## Task requirements
Return the listing below unchanged, minus its pictures.

## Working data
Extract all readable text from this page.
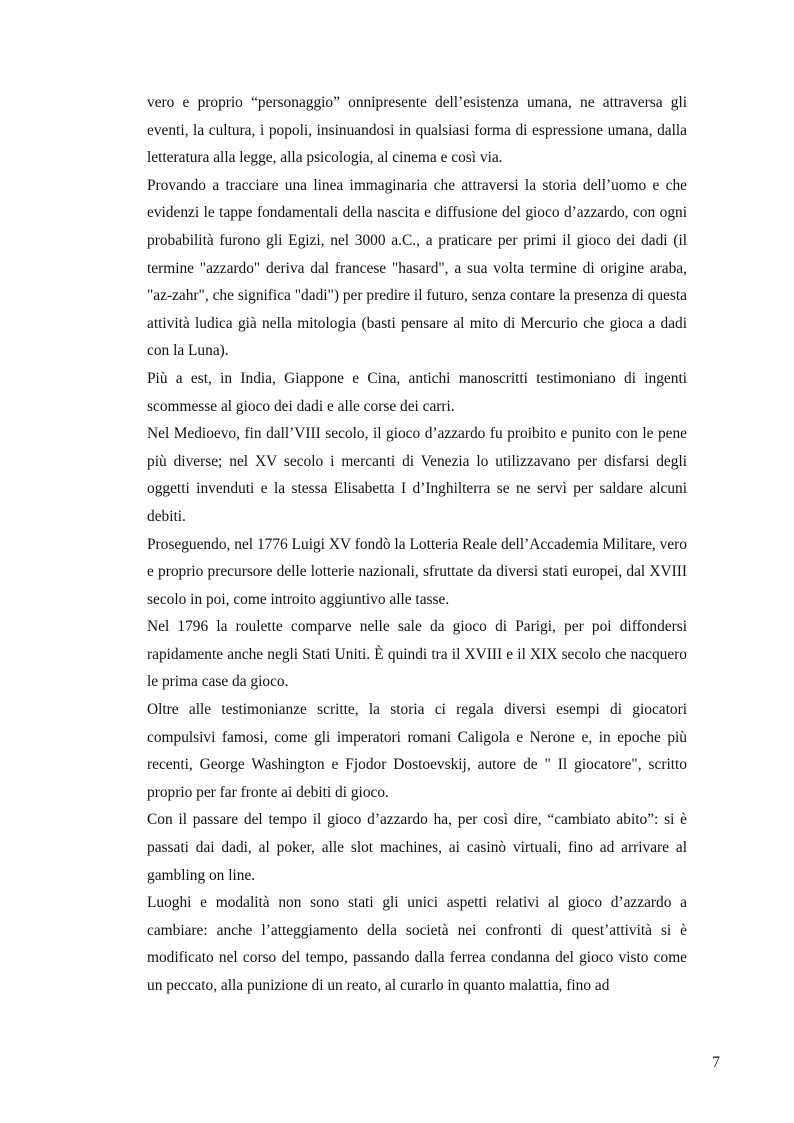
vero e proprio “personaggio” onnipresente dell’esistenza umana, ne attraversa gli eventi, la cultura, i popoli, insinuandosi in qualsiasi forma di espressione umana, dalla letteratura alla legge, alla psicologia, al cinema e così via.

Provando a tracciare una linea immaginaria che attraversi la storia dell’uomo e che evidenzi le tappe fondamentali della nascita e diffusione del gioco d’azzardo, con ogni probabilità furono gli Egizi, nel 3000 a.C., a praticare per primi il gioco dei dadi (il termine "azzardo" deriva dal francese "hasard", a sua volta termine di origine araba, "az-zahr", che significa "dadi") per predire il futuro, senza contare la presenza di questa attività ludica già nella mitologia (basti pensare al mito di Mercurio che gioca a dadi con la Luna).

Più a est, in India, Giappone e Cina, antichi manoscritti testimoniano di ingenti scommesse al gioco dei dadi e alle corse dei carri.

Nel Medioevo, fin dall’VIII secolo, il gioco d’azzardo fu proibito e punito con le pene più diverse; nel XV secolo i mercanti di Venezia lo utilizzavano per disfarsi degli oggetti invenduti e la stessa Elisabetta I d’Inghilterra se ne servì per saldare alcuni debiti.

Proseguendo, nel 1776 Luigi XV fondò la Lotteria Reale dell’Accademia Militare, vero e proprio precursore delle lotterie nazionali, sfruttate da diversi stati europei, dal XVIII secolo in poi, come introito aggiuntivo alle tasse.

Nel 1796 la roulette comparve nelle sale da gioco di Parigi, per poi diffondersi rapidamente anche negli Stati Uniti. È quindi tra il XVIII e il XIX secolo che nacquero le prima case da gioco.

Oltre alle testimonianze scritte, la storia ci regala diversi esempi di giocatori compulsivi famosi, come gli imperatori romani Caligola e Nerone e, in epoche più recenti, George Washington e Fjodor Dostoevskij, autore de " Il giocatore", scritto proprio per far fronte ai debiti di gioco.

Con il passare del tempo il gioco d’azzardo ha, per così dire, “cambiato abito”: si è passati dai dadi, al poker, alle slot machines, ai casinò virtuali, fino ad arrivare al gambling on line.

Luoghi e modalità non sono stati gli unici aspetti relativi al gioco d’azzardo a cambiare: anche l’atteggiamento della società nei confronti di quest’attività si è modificato nel corso del tempo, passando dalla ferrea condanna del gioco visto come un peccato, alla punizione di un reato, al curarlo in quanto malattia, fino ad

7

## Output below
Extract all readable text from this page.
vero e proprio “personaggio” onnipresente dell’esistenza umana, ne attraversa gli eventi, la cultura, i popoli, insinuandosi in qualsiasi forma di espressione umana, dalla letteratura alla legge, alla psicologia, al cinema e così via.

Provando a tracciare una linea immaginaria che attraversi la storia dell’uomo e che evidenzi le tappe fondamentali della nascita e diffusione del gioco d’azzardo, con ogni probabilità furono gli Egizi, nel 3000 a.C., a praticare per primi il gioco dei dadi (il termine "azzardo" deriva dal francese "hasard", a sua volta termine di origine araba, "az-zahr", che significa "dadi") per predire il futuro, senza contare la presenza di questa attività ludica già nella mitologia (basti pensare al mito di Mercurio che gioca a dadi con la Luna).

Più a est, in India, Giappone e Cina, antichi manoscritti testimoniano di ingenti scommesse al gioco dei dadi e alle corse dei carri.

Nel Medioevo, fin dall’VIII secolo, il gioco d’azzardo fu proibito e punito con le pene più diverse; nel XV secolo i mercanti di Venezia lo utilizzavano per disfarsi degli oggetti invenduti e la stessa Elisabetta I d’Inghilterra se ne servì per saldare alcuni debiti.

Proseguendo, nel 1776 Luigi XV fondò la Lotteria Reale dell’Accademia Militare, vero e proprio precursore delle lotterie nazionali, sfruttate da diversi stati europei, dal XVIII secolo in poi, come introito aggiuntivo alle tasse.

Nel 1796 la roulette comparve nelle sale da gioco di Parigi, per poi diffondersi rapidamente anche negli Stati Uniti. È quindi tra il XVIII e il XIX secolo che nacquero le prima case da gioco.

Oltre alle testimonianze scritte, la storia ci regala diversi esempi di giocatori compulsivi famosi, come gli imperatori romani Caligola e Nerone e, in epoche più recenti, George Washington e Fjodor Dostoevskij, autore de " Il giocatore", scritto proprio per far fronte ai debiti di gioco.

Con il passare del tempo il gioco d’azzardo ha, per così dire, “cambiato abito”: si è passati dai dadi, al poker, alle slot machines, ai casinò virtuali, fino ad arrivare al gambling on line.

Luoghi e modalità non sono stati gli unici aspetti relativi al gioco d’azzardo a cambiare: anche l’atteggiamento della società nei confronti di quest’attività si è modificato nel corso del tempo, passando dalla ferrea condanna del gioco visto come un peccato, alla punizione di un reato, al curarlo in quanto malattia, fino ad

7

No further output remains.